Reading text:

After two years back in the UK, trying and failing trying to get on the property ladder and fully comprehending the limitations of a health service we’d specifically returned for, we did it all again: boxes, ferrying the cat, that first thrilling, nervous taxi ride, the take-outs, flatpack and broken language. Except this time it was planned in the extreme. We have a four-year old but mostly because now we are post-Brexit and a move to Europe is infinitely more stressful and complicated.
My husband and child have Swiss citizenship which certainly makes the immigration aspect a little easier but coming from the UK means moving this time is like doing so blindfolded with your hands tied behind your back.
This time our cat's pet passport, acquired at great cost, declaring her microchipped and not a rabies risk used for her travel from London to Prague and Prague to Glasgow, was deemed worthless. Instead we needed a special EU certificate. Yes, it said the exact same thing about the exact same pet but rules are rules. That rule might have cost us £350 with our local vet had we not discovered there are a plethora of "travelling vets" who offer this service for a third of the price.
The next big difference? Shipping. It’s true that this time we had accumulated 25 boxes of family detritus compared to our six boxes of jeans, jumpers and books of our Prague move but we hadn’t expected to have to itemise each item within each box, "10 x knickers, 1 x lemon squeezer, 2 x talking Teletubbies (Lala and Po)" or try and guess the second-hand retail value for customs. Though it did remind me there’s fairly good resale margins in used underwear. We used a service called SendMyBag which allows you to send anything from a suitcase to a banjo. They have been prompt on online chat and led us through the customs documents - even if we did once again have to itemise our goods for Swedish customs, yes, we do have 110 books, yes they're all for personal use. So far so good and soon our boxes will come and we can stop washing our socks in the kitchen sinks and using rolled-up coats as pillows.
Unlike in Prague, our early days involved a trip to the migration centre where everyone was unstintingly kind and warm but where it was no doubt that as a so-called "trailing spouse" from the UK, I might be waiting quite some time for my "personal number" - something which you need for everything from booking a yoga class to accessing healthcare.
Like 62% of Scots I voted to remain in Europe and I still feel my cheeks burning when a Swede inevitably mentions "that Brexit issue" as I try to explain: not me and not my country.
Overall, I will take the extra customs measures and pet certificates. I’ll do yoga at home, depend on my spouse for my right to work and endure the slightly white-knuckle ride that is waiting for healthcare access as a chronically ill person because it is all a privilege. I’m aware of all the Scots who might want to relocate for so many reasons who cannot. I’m even more deeply aware of how frustrating and limiting that lack of right to movement and the opportunities that go with it for young people.
So a little extra red tape, a few forms, a little more of the unknown is worth it all. I’m delighted and proud to be a European again.

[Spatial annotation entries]

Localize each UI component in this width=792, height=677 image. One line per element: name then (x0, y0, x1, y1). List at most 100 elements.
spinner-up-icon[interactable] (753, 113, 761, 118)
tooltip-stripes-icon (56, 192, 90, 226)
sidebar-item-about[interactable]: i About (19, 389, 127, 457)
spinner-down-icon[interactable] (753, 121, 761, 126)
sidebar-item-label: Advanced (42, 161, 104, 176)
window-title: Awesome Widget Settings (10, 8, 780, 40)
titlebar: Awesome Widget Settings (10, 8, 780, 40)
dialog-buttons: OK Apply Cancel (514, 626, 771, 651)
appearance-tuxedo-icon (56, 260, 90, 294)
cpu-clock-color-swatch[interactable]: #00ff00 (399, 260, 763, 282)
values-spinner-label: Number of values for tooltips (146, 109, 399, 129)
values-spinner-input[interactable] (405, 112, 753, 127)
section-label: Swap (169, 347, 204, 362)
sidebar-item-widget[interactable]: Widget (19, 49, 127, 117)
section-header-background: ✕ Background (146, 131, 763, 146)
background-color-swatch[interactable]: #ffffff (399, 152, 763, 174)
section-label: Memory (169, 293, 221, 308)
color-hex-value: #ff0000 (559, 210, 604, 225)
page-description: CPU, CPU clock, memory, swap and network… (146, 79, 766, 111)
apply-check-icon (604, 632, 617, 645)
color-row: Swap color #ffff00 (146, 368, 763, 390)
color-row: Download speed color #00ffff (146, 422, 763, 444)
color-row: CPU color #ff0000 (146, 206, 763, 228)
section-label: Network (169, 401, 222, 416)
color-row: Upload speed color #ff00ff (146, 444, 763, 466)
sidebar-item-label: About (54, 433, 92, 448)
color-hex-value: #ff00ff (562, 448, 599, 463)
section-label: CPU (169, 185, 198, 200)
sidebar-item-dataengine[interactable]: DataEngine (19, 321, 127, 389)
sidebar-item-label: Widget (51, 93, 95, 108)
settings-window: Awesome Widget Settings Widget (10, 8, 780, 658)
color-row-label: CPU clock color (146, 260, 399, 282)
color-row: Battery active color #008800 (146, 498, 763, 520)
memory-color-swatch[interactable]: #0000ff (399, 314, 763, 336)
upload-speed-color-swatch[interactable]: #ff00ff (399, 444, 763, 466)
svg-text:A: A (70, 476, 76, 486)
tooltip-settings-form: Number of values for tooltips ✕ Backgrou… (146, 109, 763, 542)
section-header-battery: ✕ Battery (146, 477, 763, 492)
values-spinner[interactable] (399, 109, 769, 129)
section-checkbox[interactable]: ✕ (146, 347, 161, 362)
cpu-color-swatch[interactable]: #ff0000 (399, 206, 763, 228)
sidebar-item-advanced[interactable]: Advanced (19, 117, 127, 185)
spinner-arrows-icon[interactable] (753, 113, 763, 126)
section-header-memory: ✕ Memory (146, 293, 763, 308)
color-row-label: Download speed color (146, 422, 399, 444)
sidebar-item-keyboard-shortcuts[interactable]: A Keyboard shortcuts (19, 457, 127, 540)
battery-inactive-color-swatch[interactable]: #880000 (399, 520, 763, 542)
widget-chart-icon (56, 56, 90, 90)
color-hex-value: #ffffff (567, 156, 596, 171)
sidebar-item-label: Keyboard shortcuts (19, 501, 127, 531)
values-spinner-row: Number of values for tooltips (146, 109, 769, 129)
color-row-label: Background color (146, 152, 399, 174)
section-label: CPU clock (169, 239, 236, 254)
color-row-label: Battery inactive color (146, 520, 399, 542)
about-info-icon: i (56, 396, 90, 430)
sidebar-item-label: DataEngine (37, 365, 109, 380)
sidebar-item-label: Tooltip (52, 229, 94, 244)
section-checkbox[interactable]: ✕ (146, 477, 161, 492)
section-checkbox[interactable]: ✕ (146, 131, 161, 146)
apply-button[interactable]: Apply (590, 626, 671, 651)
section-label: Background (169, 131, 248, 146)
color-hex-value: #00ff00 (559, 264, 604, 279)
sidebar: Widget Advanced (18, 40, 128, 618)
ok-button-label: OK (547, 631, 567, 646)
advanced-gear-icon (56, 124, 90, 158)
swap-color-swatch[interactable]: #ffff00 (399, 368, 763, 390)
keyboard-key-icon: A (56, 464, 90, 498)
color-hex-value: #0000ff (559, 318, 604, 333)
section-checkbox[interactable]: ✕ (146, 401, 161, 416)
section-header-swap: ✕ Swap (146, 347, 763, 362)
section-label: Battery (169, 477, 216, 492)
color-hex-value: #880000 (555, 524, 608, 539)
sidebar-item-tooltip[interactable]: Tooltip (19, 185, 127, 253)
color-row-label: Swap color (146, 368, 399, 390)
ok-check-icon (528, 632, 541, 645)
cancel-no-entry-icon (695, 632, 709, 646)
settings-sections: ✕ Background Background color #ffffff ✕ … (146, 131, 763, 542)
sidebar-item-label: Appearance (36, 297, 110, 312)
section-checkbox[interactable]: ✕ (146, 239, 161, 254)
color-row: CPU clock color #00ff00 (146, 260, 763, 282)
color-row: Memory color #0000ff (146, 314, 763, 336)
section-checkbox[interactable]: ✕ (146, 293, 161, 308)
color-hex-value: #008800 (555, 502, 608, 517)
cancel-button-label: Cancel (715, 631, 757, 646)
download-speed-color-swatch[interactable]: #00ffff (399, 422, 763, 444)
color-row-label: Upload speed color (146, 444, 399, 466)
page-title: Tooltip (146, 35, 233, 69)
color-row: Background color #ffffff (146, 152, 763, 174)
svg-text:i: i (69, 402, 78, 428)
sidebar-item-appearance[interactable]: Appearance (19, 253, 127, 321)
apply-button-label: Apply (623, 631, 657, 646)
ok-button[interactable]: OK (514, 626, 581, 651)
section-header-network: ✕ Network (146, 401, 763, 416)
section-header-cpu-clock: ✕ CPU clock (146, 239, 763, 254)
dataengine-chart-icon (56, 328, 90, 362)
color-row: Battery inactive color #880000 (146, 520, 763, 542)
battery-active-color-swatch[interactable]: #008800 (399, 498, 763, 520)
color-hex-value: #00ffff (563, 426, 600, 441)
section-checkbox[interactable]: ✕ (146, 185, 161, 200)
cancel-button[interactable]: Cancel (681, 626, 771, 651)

Jobs:
A. Name the shipping service the family used, according to the essay about moving to Europe after Brexit.
B. Print the part of the Brexit moving essay between "This time our" and "of the price.", inclusive.

Expected answers:
A. SendMyBag

B.
This time our cat's pet passport, acquired at great cost, declaring her microchipped and not a rabies risk used for her travel from London to Prague and Prague to Glasgow, was deemed worthless. Instead we needed a special EU certificate. Yes, it said the exact same thing about the exact same pet but rules are rules. That rule might have cost us £350 with our local vet had we not discovered there are a plethora of "travelling vets" who offer this service for a third of the price.